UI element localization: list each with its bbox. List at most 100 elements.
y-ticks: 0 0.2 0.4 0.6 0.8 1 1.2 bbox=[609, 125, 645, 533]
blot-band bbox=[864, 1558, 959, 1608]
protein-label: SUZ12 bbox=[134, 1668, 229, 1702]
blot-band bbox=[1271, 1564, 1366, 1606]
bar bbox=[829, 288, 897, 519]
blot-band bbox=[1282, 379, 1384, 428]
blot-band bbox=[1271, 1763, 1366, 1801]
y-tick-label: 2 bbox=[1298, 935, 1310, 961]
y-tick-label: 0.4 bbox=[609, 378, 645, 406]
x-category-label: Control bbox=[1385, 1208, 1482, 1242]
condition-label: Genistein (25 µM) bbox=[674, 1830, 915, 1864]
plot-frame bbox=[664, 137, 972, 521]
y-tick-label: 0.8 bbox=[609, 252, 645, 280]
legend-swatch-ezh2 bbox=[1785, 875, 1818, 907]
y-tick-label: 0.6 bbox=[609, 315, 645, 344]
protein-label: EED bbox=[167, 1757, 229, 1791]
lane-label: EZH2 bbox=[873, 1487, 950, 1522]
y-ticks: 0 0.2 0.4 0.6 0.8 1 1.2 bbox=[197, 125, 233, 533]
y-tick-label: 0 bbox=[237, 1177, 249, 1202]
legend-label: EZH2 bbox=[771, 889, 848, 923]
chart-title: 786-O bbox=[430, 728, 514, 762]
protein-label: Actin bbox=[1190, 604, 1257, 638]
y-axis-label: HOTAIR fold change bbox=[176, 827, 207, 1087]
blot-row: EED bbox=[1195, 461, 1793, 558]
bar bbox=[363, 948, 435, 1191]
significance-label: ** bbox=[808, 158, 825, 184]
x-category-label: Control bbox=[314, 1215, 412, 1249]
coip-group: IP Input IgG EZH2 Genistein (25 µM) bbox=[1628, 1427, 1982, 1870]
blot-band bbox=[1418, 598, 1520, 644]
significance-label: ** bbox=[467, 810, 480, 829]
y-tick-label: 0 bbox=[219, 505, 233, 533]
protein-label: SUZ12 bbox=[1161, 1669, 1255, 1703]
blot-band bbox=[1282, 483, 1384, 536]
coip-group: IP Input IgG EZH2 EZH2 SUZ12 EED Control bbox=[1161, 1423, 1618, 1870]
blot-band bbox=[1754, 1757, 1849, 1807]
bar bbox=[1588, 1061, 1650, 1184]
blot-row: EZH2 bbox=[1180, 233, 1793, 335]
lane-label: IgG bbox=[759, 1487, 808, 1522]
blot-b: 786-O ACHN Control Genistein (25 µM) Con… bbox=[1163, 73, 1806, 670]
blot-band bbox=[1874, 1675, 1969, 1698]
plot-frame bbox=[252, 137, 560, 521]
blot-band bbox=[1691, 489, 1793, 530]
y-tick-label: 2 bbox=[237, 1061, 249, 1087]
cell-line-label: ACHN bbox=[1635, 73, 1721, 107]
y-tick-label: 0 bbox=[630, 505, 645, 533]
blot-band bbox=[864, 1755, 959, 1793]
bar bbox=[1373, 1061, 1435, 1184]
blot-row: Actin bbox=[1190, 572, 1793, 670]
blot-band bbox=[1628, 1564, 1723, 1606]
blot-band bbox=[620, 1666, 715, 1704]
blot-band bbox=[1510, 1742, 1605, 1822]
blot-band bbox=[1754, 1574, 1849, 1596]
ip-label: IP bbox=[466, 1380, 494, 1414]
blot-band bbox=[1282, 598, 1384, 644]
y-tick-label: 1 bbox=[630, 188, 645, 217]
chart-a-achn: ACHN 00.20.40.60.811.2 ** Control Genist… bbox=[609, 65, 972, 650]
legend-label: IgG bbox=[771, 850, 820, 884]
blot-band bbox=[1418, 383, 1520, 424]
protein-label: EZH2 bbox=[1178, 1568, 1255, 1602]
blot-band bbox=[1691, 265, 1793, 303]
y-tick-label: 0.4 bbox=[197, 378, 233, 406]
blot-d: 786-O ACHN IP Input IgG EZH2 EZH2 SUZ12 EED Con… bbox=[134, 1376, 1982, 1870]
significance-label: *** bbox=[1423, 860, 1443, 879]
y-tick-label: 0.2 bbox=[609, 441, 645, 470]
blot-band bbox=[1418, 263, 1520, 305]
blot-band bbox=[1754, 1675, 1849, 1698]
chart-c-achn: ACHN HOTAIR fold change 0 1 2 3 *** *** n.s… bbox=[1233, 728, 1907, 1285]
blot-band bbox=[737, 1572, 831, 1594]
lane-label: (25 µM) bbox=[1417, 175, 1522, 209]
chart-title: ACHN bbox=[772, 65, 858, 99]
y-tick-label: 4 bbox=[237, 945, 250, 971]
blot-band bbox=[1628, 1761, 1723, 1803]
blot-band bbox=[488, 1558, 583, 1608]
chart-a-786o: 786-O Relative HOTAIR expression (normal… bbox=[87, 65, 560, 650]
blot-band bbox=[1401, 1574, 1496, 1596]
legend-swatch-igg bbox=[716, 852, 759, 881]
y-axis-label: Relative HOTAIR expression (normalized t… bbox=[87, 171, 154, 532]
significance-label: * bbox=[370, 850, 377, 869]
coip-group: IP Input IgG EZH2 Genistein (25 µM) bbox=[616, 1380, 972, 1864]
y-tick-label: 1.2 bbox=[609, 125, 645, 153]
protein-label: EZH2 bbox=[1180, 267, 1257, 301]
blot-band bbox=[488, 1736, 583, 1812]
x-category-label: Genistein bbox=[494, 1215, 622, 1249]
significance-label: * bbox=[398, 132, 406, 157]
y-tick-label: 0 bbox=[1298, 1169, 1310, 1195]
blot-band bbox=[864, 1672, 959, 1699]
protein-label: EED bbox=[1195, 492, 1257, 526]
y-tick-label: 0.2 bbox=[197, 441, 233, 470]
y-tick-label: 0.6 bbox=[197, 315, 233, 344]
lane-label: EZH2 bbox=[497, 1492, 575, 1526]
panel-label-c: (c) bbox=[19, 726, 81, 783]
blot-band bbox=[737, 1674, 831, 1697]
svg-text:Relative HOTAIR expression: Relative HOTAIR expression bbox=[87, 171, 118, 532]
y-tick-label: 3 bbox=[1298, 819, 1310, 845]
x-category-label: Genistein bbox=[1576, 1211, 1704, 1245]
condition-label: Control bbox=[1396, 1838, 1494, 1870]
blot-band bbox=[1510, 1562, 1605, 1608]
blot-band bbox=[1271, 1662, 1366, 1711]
=====
• **INSTRUCTIONS FOR THE TASK**
In the listing above, find each line with "legend" and copy it.

• **WRITTEN REPLY**
legend-swatch-ezh2 bbox=[1785, 875, 1818, 907]
legend-label: EZH2 bbox=[771, 889, 848, 923]
legend-label: IgG bbox=[771, 850, 820, 884]
legend-swatch-igg bbox=[716, 852, 759, 881]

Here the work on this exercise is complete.